Stored data entries
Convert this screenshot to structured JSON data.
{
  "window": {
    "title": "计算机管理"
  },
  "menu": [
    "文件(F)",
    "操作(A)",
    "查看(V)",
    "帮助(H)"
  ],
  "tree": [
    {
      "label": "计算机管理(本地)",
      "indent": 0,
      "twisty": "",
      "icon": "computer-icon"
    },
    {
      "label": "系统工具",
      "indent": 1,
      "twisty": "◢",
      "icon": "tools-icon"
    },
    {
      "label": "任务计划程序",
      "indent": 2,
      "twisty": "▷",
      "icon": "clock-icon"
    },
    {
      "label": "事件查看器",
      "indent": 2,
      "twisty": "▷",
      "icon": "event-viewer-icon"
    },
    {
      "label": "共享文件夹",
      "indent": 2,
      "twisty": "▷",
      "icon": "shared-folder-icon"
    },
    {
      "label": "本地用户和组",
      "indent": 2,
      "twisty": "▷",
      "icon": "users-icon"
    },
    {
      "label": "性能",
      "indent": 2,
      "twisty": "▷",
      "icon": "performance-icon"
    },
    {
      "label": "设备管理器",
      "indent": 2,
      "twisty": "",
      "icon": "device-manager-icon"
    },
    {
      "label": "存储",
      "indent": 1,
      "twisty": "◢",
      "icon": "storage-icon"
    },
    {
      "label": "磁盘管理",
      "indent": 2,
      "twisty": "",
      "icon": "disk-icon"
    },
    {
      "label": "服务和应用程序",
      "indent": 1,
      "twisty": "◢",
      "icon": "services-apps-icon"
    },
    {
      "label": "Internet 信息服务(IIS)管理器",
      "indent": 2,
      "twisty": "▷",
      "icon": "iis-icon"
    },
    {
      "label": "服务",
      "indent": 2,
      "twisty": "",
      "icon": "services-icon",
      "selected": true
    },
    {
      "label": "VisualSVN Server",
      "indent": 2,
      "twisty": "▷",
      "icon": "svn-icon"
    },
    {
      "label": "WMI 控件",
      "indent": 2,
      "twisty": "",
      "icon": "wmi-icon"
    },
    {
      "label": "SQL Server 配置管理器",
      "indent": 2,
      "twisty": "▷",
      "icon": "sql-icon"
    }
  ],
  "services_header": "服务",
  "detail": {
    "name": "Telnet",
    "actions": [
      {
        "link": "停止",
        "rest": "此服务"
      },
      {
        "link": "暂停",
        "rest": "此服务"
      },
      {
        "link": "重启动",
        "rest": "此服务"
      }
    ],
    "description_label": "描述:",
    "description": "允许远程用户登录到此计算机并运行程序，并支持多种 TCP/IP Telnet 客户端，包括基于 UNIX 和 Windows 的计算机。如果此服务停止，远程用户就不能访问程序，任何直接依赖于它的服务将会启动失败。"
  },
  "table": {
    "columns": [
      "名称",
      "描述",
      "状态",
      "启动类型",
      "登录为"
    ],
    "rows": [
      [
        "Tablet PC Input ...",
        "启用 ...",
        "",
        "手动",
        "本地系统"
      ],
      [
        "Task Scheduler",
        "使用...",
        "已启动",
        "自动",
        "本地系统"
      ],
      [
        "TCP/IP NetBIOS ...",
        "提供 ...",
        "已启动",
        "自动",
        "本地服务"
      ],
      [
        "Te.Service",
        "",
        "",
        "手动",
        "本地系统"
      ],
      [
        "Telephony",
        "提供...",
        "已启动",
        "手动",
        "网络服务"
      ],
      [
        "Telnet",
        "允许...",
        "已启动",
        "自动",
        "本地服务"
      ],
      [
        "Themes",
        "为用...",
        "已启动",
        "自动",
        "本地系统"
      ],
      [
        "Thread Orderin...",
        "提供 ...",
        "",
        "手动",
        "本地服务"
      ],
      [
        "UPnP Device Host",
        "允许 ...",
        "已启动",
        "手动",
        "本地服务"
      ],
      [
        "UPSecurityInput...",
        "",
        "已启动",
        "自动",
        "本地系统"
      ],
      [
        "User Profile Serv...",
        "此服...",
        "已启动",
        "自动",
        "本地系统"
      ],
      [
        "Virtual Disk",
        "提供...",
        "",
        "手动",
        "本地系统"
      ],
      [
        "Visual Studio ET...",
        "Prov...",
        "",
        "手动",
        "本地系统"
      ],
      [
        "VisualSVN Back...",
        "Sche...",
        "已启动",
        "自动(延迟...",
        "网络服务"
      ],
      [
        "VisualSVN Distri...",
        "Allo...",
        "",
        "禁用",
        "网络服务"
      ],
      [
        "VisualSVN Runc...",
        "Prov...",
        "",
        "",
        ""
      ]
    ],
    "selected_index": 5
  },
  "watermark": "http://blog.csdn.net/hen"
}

§ **What you have to do**: All the entries above need to be reproduced exactly.

§ **Response**:
Convert this screenshot to structured JSON data.
{
  "window": {
    "title": "计算机管理"
  },
  "menu": [
    "文件(F)",
    "操作(A)",
    "查看(V)",
    "帮助(H)"
  ],
  "tree": [
    {
      "label": "计算机管理(本地)",
      "indent": 0,
      "twisty": "",
      "icon": "computer-icon"
    },
    {
      "label": "系统工具",
      "indent": 1,
      "twisty": "◢",
      "icon": "tools-icon"
    },
    {
      "label": "任务计划程序",
      "indent": 2,
      "twisty": "▷",
      "icon": "clock-icon"
    },
    {
      "label": "事件查看器",
      "indent": 2,
      "twisty": "▷",
      "icon": "event-viewer-icon"
    },
    {
      "label": "共享文件夹",
      "indent": 2,
      "twisty": "▷",
      "icon": "shared-folder-icon"
    },
    {
      "label": "本地用户和组",
      "indent": 2,
      "twisty": "▷",
      "icon": "users-icon"
    },
    {
      "label": "性能",
      "indent": 2,
      "twisty": "▷",
      "icon": "performance-icon"
    },
    {
      "label": "设备管理器",
      "indent": 2,
      "twisty": "",
      "icon": "device-manager-icon"
    },
    {
      "label": "存储",
      "indent": 1,
      "twisty": "◢",
      "icon": "storage-icon"
    },
    {
      "label": "磁盘管理",
      "indent": 2,
      "twisty": "",
      "icon": "disk-icon"
    },
    {
      "label": "服务和应用程序",
      "indent": 1,
      "twisty": "◢",
      "icon": "services-apps-icon"
    },
    {
      "label": "Internet 信息服务(IIS)管理器",
      "indent": 2,
      "twisty": "▷",
      "icon": "iis-icon"
    },
    {
      "label": "服务",
      "indent": 2,
      "twisty": "",
      "icon": "services-icon",
      "selected": true
    },
    {
      "label": "VisualSVN Server",
      "indent": 2,
      "twisty": "▷",
      "icon": "svn-icon"
    },
    {
      "label": "WMI 控件",
      "indent": 2,
      "twisty": "",
      "icon": "wmi-icon"
    },
    {
      "label": "SQL Server 配置管理器",
      "indent": 2,
      "twisty": "▷",
      "icon": "sql-icon"
    }
  ],
  "services_header": "服务",
  "detail": {
    "name": "Telnet",
    "actions": [
      {
        "link": "停止",
        "rest": "此服务"
      },
      {
        "link": "暂停",
        "rest": "此服务"
      },
      {
        "link": "重启动",
        "rest": "此服务"
      }
    ],
    "description_label": "描述:",
    "description": "允许远程用户登录到此计算机并运行程序，并支持多种 TCP/IP Telnet 客户端，包括基于 UNIX 和 Windows 的计算机。如果此服务停止，远程用户就不能访问程序，任何直接依赖于它的服务将会启动失败。"
  },
  "table": {
    "columns": [
      "名称",
      "描述",
      "状态",
      "启动类型",
      "登录为"
    ],
    "rows": [
      [
        "Tablet PC Input ...",
        "启用 ...",
        "",
        "手动",
        "本地系统"
      ],
      [
        "Task Scheduler",
        "使用...",
        "已启动",
        "自动",
        "本地系统"
      ],
      [
        "TCP/IP NetBIOS ...",
        "提供 ...",
        "已启动",
        "自动",
        "本地服务"
      ],
      [
        "Te.Service",
        "",
        "",
        "手动",
        "本地系统"
      ],
      [
        "Telephony",
        "提供...",
        "已启动",
        "手动",
        "网络服务"
      ],
      [
        "Telnet",
        "允许...",
        "已启动",
        "自动",
        "本地服务"
      ],
      [
        "Themes",
        "为用...",
        "已启动",
        "自动",
        "本地系统"
      ],
      [
        "Thread Orderin...",
        "提供 ...",
        "",
        "手动",
        "本地服务"
      ],
      [
        "UPnP Device Host",
        "允许 ...",
        "已启动",
        "手动",
        "本地服务"
      ],
      [
        "UPSecurityInput...",
        "",
        "已启动",
        "自动",
        "本地系统"
      ],
      [
        "User Profile Serv...",
        "此服...",
        "已启动",
        "自动",
        "本地系统"
      ],
      [
        "Virtual Disk",
        "提供...",
        "",
        "手动",
        "本地系统"
      ],
      [
        "Visual Studio ET...",
        "Prov...",
        "",
        "手动",
        "本地系统"
      ],
      [
        "VisualSVN Back...",
        "Sche...",
        "已启动",
        "自动(延迟...",
        "网络服务"
      ],
      [
        "VisualSVN Distri...",
        "Allo...",
        "",
        "禁用",
        "网络服务"
      ],
      [
        "VisualSVN Runc...",
        "Prov...",
        "",
        "",
        ""
      ]
    ],
    "selected_index": 5
  },
  "watermark": "http://blog.csdn.net/hen"
}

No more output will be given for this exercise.